Short exercise. Rename "legend-entry" to "legend-item" in the lines starting at the beginning of the material and ending at the line containing "x-tick-label: 40: [545, 583, 560, 597]", leaving everything else unchanged.

^^^^

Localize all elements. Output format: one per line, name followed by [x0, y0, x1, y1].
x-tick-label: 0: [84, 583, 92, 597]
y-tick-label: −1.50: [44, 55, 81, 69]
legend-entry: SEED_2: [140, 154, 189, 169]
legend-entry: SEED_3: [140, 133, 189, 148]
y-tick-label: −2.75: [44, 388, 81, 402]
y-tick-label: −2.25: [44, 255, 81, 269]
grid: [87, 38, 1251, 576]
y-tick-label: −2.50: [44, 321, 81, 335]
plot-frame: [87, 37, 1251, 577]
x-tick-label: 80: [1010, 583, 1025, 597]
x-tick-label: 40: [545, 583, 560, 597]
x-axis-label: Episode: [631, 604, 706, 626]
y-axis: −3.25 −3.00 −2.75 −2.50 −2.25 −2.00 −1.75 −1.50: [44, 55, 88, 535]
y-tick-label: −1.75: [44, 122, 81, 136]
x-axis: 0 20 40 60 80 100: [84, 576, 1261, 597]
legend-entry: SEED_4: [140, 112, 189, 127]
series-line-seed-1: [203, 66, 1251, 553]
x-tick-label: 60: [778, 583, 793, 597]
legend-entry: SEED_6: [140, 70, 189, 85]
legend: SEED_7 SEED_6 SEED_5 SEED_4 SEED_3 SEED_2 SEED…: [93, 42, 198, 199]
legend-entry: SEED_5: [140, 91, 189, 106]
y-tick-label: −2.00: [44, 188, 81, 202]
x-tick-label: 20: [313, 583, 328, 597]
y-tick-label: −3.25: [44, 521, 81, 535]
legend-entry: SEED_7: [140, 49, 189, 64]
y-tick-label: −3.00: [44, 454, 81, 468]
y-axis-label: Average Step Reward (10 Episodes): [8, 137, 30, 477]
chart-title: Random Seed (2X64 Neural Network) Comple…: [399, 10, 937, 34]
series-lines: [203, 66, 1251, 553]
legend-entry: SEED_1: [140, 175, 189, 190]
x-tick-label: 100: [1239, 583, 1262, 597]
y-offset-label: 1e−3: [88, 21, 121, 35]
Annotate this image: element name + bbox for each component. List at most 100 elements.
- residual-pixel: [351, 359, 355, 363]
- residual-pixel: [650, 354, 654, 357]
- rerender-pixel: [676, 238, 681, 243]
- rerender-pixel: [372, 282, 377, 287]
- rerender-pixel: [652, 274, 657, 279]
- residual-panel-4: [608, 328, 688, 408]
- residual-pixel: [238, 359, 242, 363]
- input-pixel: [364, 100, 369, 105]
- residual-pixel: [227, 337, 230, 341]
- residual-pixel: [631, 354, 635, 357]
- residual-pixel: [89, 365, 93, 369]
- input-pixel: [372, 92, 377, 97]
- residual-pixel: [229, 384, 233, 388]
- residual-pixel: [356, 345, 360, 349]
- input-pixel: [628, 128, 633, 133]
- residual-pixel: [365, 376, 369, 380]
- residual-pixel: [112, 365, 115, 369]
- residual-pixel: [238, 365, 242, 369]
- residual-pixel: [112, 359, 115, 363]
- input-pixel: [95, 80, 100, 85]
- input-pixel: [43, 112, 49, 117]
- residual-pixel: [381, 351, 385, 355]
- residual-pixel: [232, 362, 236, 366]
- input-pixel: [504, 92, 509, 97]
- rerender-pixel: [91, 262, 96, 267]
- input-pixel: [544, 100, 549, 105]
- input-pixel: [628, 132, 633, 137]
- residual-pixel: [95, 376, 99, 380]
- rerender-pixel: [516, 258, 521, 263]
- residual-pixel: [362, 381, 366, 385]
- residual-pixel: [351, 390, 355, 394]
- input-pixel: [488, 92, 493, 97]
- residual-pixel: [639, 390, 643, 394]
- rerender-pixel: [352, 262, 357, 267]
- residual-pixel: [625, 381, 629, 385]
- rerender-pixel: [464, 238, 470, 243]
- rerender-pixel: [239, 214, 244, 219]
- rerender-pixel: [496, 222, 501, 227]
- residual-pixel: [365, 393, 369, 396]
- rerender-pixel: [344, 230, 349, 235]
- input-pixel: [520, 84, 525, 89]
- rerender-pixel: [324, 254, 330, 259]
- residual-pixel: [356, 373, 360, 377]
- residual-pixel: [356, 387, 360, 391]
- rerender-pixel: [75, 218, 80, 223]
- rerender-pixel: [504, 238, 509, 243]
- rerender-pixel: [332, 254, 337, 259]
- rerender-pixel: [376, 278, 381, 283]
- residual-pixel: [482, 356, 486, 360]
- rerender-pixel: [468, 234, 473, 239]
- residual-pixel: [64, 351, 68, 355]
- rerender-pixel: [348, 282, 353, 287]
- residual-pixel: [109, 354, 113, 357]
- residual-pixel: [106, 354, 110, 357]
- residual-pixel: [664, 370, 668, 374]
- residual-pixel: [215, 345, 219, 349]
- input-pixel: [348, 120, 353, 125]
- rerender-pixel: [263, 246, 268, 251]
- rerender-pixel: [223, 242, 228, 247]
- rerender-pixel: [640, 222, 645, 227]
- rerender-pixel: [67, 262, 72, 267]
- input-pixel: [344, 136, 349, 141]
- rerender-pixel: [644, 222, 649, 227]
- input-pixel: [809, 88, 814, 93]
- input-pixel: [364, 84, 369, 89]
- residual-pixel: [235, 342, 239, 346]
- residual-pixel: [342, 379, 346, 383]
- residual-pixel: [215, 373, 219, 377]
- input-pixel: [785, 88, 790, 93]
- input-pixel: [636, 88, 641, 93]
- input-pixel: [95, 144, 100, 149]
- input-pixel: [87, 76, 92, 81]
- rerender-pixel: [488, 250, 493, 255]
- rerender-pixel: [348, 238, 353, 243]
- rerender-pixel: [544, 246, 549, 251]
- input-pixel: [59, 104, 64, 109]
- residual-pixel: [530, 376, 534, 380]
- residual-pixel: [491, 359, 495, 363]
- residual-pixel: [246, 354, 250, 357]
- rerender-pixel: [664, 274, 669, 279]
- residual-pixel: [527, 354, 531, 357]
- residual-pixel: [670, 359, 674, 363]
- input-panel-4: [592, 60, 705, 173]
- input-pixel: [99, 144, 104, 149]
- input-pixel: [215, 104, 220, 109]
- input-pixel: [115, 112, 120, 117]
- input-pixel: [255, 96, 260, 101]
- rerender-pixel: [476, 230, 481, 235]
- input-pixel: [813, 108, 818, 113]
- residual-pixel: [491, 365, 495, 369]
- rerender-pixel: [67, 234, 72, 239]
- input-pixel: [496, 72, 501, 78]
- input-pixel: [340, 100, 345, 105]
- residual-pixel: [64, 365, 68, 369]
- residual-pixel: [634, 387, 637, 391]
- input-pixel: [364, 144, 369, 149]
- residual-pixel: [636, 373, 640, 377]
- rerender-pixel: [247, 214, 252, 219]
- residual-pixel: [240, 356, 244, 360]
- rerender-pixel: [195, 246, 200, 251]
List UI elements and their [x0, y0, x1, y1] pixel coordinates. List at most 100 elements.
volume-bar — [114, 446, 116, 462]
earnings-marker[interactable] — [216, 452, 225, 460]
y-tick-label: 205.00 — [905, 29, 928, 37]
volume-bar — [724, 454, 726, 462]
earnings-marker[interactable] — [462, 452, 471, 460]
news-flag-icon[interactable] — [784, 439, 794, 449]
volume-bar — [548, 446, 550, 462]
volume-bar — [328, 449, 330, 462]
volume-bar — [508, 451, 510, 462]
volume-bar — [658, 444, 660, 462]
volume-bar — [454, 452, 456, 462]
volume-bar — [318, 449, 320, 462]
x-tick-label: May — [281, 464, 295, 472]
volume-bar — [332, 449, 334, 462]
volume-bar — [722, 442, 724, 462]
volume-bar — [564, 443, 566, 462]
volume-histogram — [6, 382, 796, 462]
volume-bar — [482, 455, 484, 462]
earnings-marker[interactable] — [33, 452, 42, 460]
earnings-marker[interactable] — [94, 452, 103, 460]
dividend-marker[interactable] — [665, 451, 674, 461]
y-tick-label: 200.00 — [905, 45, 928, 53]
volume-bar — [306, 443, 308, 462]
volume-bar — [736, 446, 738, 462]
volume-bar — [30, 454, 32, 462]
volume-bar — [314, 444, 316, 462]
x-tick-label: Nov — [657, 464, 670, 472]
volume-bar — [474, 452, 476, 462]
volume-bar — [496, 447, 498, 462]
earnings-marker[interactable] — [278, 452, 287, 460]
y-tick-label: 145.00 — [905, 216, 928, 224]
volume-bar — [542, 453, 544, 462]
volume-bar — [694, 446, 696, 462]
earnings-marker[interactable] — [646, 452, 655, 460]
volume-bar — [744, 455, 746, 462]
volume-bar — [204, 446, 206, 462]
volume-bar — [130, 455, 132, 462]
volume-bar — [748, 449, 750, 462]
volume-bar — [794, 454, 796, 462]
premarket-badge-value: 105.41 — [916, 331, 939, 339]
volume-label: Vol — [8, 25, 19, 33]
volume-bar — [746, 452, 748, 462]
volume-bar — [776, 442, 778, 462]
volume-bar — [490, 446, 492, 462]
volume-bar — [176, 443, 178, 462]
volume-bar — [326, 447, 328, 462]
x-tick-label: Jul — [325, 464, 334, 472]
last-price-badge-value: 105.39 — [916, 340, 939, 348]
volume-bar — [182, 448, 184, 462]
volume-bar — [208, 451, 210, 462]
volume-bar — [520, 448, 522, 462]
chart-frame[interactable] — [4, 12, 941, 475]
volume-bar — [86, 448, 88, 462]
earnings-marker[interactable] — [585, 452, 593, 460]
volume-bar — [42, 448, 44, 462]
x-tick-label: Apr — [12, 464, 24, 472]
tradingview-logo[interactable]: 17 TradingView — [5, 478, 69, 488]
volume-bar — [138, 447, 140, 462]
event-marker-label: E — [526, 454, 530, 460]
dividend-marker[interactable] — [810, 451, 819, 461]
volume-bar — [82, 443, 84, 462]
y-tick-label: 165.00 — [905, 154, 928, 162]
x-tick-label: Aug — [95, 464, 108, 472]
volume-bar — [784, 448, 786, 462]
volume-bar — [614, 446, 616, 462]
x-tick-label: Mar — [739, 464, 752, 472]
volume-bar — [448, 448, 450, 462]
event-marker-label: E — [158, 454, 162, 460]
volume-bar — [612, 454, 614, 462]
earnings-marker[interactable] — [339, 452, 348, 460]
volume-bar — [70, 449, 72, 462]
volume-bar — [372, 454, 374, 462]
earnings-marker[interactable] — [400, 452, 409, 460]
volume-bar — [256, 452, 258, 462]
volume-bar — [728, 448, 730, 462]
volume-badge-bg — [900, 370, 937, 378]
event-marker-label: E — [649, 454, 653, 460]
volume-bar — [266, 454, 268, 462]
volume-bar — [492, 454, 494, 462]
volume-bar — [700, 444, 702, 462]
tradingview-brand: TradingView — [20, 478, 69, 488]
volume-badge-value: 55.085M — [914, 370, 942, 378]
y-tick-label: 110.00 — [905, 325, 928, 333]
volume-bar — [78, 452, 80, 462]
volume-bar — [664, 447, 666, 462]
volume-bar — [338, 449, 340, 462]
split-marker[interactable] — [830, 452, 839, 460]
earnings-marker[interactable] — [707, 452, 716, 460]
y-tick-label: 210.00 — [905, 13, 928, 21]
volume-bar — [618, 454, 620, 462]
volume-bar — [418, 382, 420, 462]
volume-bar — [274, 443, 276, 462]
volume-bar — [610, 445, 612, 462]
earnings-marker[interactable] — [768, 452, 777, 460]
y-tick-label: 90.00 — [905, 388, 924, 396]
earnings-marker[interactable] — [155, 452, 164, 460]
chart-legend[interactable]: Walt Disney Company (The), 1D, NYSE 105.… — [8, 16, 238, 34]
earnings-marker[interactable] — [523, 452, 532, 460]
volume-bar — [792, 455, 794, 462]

^^^^

Answer.
Localize all elements. Output format: one per line, name followed by [x0, y0, x1, y1].
x-tick-label: 0: [84, 583, 92, 597]
y-tick-label: −1.50: [44, 55, 81, 69]
legend-item: SEED_2: [140, 154, 189, 169]
legend-item: SEED_3: [140, 133, 189, 148]
y-tick-label: −2.75: [44, 388, 81, 402]
y-tick-label: −2.25: [44, 255, 81, 269]
grid: [87, 38, 1251, 576]
y-tick-label: −2.50: [44, 321, 81, 335]
plot-frame: [87, 37, 1251, 577]
x-tick-label: 80: [1010, 583, 1025, 597]
x-tick-label: 40: [545, 583, 560, 597]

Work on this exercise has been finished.